## begin DATASET ENTRIES
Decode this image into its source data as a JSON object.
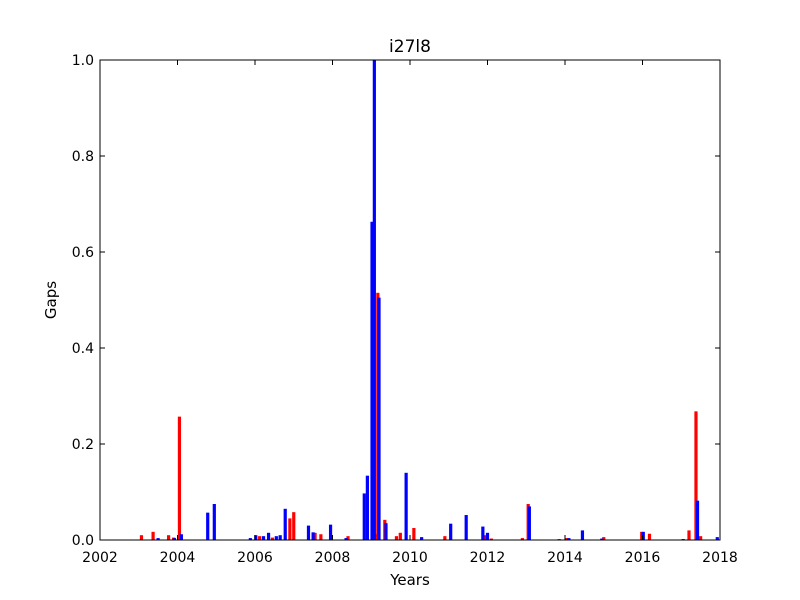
{
  "chart_data": {
    "type": "bar",
    "title": "i27l8",
    "xlabel": "Years",
    "ylabel": "Gaps",
    "xlim": [
      2002,
      2018
    ],
    "ylim": [
      0,
      1.0
    ],
    "xticks": [
      "2002",
      "2004",
      "2006",
      "2008",
      "2010",
      "2012",
      "2014",
      "2016",
      "2018"
    ],
    "yticks": [
      "0.0",
      "0.2",
      "0.4",
      "0.6",
      "0.8",
      "1.0"
    ],
    "grid": false,
    "colors": {
      "red": "#ff0000",
      "blue": "#0000ff"
    },
    "series": [
      {
        "color": "red",
        "points": [
          [
            2003.07,
            0.01
          ],
          [
            2003.37,
            0.017
          ],
          [
            2003.77,
            0.01
          ],
          [
            2003.9,
            0.005
          ],
          [
            2004.05,
            0.257
          ],
          [
            2006.12,
            0.008
          ],
          [
            2006.45,
            0.005
          ],
          [
            2006.9,
            0.045
          ],
          [
            2007.0,
            0.058
          ],
          [
            2007.55,
            0.015
          ],
          [
            2007.7,
            0.012
          ],
          [
            2008.4,
            0.008
          ],
          [
            2009.1,
            0.012
          ],
          [
            2009.17,
            0.515
          ],
          [
            2009.35,
            0.042
          ],
          [
            2009.65,
            0.008
          ],
          [
            2009.75,
            0.015
          ],
          [
            2010.1,
            0.025
          ],
          [
            2010.9,
            0.008
          ],
          [
            2011.95,
            0.01
          ],
          [
            2012.1,
            0.003
          ],
          [
            2012.9,
            0.004
          ],
          [
            2013.05,
            0.075
          ],
          [
            2013.85,
            0.002
          ],
          [
            2014.05,
            0.004
          ],
          [
            2015.0,
            0.006
          ],
          [
            2015.98,
            0.017
          ],
          [
            2016.18,
            0.013
          ],
          [
            2017.2,
            0.02
          ],
          [
            2017.38,
            0.268
          ],
          [
            2017.5,
            0.008
          ]
        ]
      },
      {
        "color": "blue",
        "points": [
          [
            2003.5,
            0.004
          ],
          [
            2003.92,
            0.004
          ],
          [
            2004.1,
            0.012
          ],
          [
            2004.78,
            0.057
          ],
          [
            2004.95,
            0.075
          ],
          [
            2005.88,
            0.004
          ],
          [
            2006.02,
            0.01
          ],
          [
            2006.22,
            0.008
          ],
          [
            2006.35,
            0.015
          ],
          [
            2006.55,
            0.008
          ],
          [
            2006.65,
            0.01
          ],
          [
            2006.78,
            0.065
          ],
          [
            2007.38,
            0.03
          ],
          [
            2007.5,
            0.016
          ],
          [
            2007.95,
            0.032
          ],
          [
            2008.35,
            0.004
          ],
          [
            2008.82,
            0.097
          ],
          [
            2008.9,
            0.134
          ],
          [
            2009.02,
            0.663
          ],
          [
            2009.08,
            1.0
          ],
          [
            2009.2,
            0.505
          ],
          [
            2009.38,
            0.035
          ],
          [
            2009.9,
            0.14
          ],
          [
            2010.3,
            0.006
          ],
          [
            2011.05,
            0.034
          ],
          [
            2011.45,
            0.052
          ],
          [
            2011.88,
            0.028
          ],
          [
            2012.0,
            0.015
          ],
          [
            2013.08,
            0.07
          ],
          [
            2014.1,
            0.004
          ],
          [
            2014.45,
            0.02
          ],
          [
            2014.95,
            0.003
          ],
          [
            2016.02,
            0.017
          ],
          [
            2017.05,
            0.002
          ],
          [
            2017.42,
            0.082
          ],
          [
            2017.93,
            0.006
          ]
        ]
      }
    ]
  }
}
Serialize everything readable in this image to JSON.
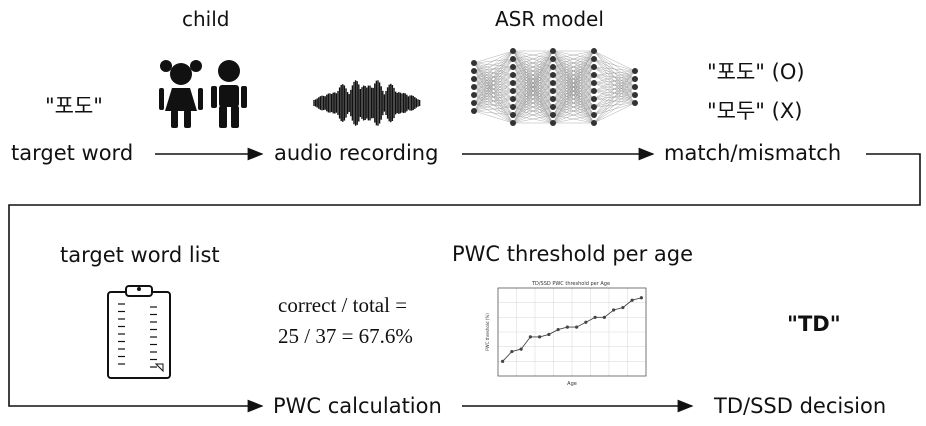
{
  "top_labels": {
    "child": "child",
    "asr_model": "ASR model"
  },
  "row1": {
    "target_word_example": "\"포도\"",
    "target_word": "target word",
    "audio_recording": "audio recording",
    "match_result_correct": "\"포도\" (O)",
    "match_result_wrong": "\"모두\" (X)",
    "match_mismatch": "match/mismatch"
  },
  "row2": {
    "target_word_list": "target word list",
    "pwc_threshold_title": "PWC threshold per age",
    "formula_line1": "correct / total =",
    "formula_line2": "25 / 37 = 67.6%",
    "decision_value": "\"TD\"",
    "pwc_calculation": "PWC calculation",
    "td_ssd_decision": "TD/SSD decision"
  },
  "chart_data": {
    "type": "line",
    "title": "TD/SSD PWC threshold per Age",
    "xlabel": "Age",
    "ylabel": "PWC threshold (%)",
    "x": [
      1,
      2,
      3,
      4,
      5,
      6,
      7,
      8,
      9,
      10,
      11,
      12,
      13,
      14,
      15,
      16
    ],
    "values": [
      56,
      60,
      61,
      66,
      66,
      67,
      69,
      70,
      70,
      72,
      74,
      74,
      77,
      78,
      81,
      82
    ],
    "grid": true
  }
}
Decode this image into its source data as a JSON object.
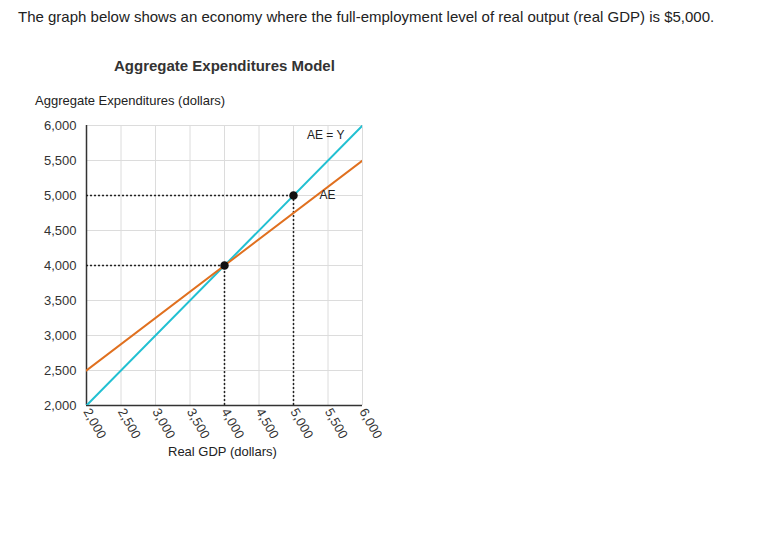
## end DATASET ENTRIES
### REQUIRED TASK
Copy the records exactly. Skip the pictures.

### THE RESULT
Decode this image into its source data as a JSON object.
{
  "chart_data": {
    "type": "bar",
    "title": "i27l8",
    "xlabel": "Years",
    "ylabel": "Gaps",
    "xlim": [
      2002,
      2018
    ],
    "ylim": [
      0,
      1.0
    ],
    "xticks": [
      "2002",
      "2004",
      "2006",
      "2008",
      "2010",
      "2012",
      "2014",
      "2016",
      "2018"
    ],
    "yticks": [
      "0.0",
      "0.2",
      "0.4",
      "0.6",
      "0.8",
      "1.0"
    ],
    "grid": false,
    "colors": {
      "red": "#ff0000",
      "blue": "#0000ff"
    },
    "series": [
      {
        "color": "red",
        "points": [
          [
            2003.07,
            0.01
          ],
          [
            2003.37,
            0.017
          ],
          [
            2003.77,
            0.01
          ],
          [
            2003.9,
            0.005
          ],
          [
            2004.05,
            0.257
          ],
          [
            2006.12,
            0.008
          ],
          [
            2006.45,
            0.005
          ],
          [
            2006.9,
            0.045
          ],
          [
            2007.0,
            0.058
          ],
          [
            2007.55,
            0.015
          ],
          [
            2007.7,
            0.012
          ],
          [
            2008.4,
            0.008
          ],
          [
            2009.1,
            0.012
          ],
          [
            2009.17,
            0.515
          ],
          [
            2009.35,
            0.042
          ],
          [
            2009.65,
            0.008
          ],
          [
            2009.75,
            0.015
          ],
          [
            2010.1,
            0.025
          ],
          [
            2010.9,
            0.008
          ],
          [
            2011.95,
            0.01
          ],
          [
            2012.1,
            0.003
          ],
          [
            2012.9,
            0.004
          ],
          [
            2013.05,
            0.075
          ],
          [
            2013.85,
            0.002
          ],
          [
            2014.05,
            0.004
          ],
          [
            2015.0,
            0.006
          ],
          [
            2015.98,
            0.017
          ],
          [
            2016.18,
            0.013
          ],
          [
            2017.2,
            0.02
          ],
          [
            2017.38,
            0.268
          ],
          [
            2017.5,
            0.008
          ]
        ]
      },
      {
        "color": "blue",
        "points": [
          [
            2003.5,
            0.004
          ],
          [
            2003.92,
            0.004
          ],
          [
            2004.1,
            0.012
          ],
          [
            2004.78,
            0.057
          ],
          [
            2004.95,
            0.075
          ],
          [
            2005.88,
            0.004
          ],
          [
            2006.02,
            0.01
          ],
          [
            2006.22,
            0.008
          ],
          [
            2006.35,
            0.015
          ],
          [
            2006.55,
            0.008
          ],
          [
            2006.65,
            0.01
          ],
          [
            2006.78,
            0.065
          ],
          [
            2007.38,
            0.03
          ],
          [
            2007.5,
            0.016
          ],
          [
            2007.95,
            0.032
          ],
          [
            2008.35,
            0.004
          ],
          [
            2008.82,
            0.097
          ],
          [
            2008.9,
            0.134
          ],
          [
            2009.02,
            0.663
          ],
          [
            2009.08,
            1.0
          ],
          [
            2009.2,
            0.505
          ],
          [
            2009.38,
            0.035
          ],
          [
            2009.9,
            0.14
          ],
          [
            2010.3,
            0.006
          ],
          [
            2011.05,
            0.034
          ],
          [
            2011.45,
            0.052
          ],
          [
            2011.88,
            0.028
          ],
          [
            2012.0,
            0.015
          ],
          [
            2013.08,
            0.07
          ],
          [
            2014.1,
            0.004
          ],
          [
            2014.45,
            0.02
          ],
          [
            2014.95,
            0.003
          ],
          [
            2016.02,
            0.017
          ],
          [
            2017.05,
            0.002
          ],
          [
            2017.42,
            0.082
          ],
          [
            2017.93,
            0.006
          ]
        ]
      }
    ]
  }
}
Serialize everything readable in this image to JSON.
{
  "top_labels": {
    "child": "child",
    "asr_model": "ASR model"
  },
  "row1": {
    "target_word_example": "\"포도\"",
    "target_word": "target word",
    "audio_recording": "audio recording",
    "match_result_correct": "\"포도\" (O)",
    "match_result_wrong": "\"모두\" (X)",
    "match_mismatch": "match/mismatch"
  },
  "row2": {
    "target_word_list": "target word list",
    "pwc_threshold_title": "PWC threshold per age",
    "formula_line1": "correct / total =",
    "formula_line2": "25 / 37 = 67.6%",
    "decision_value": "\"TD\"",
    "pwc_calculation": "PWC calculation",
    "td_ssd_decision": "TD/SSD decision"
  },
  "chart_data": {
    "type": "line",
    "title": "TD/SSD PWC threshold per Age",
    "xlabel": "Age",
    "ylabel": "PWC threshold (%)",
    "x": [
      1,
      2,
      3,
      4,
      5,
      6,
      7,
      8,
      9,
      10,
      11,
      12,
      13,
      14,
      15,
      16
    ],
    "values": [
      56,
      60,
      61,
      66,
      66,
      67,
      69,
      70,
      70,
      72,
      74,
      74,
      77,
      78,
      81,
      82
    ],
    "grid": true
  }
}
Decode this image into its source data as a JSON object.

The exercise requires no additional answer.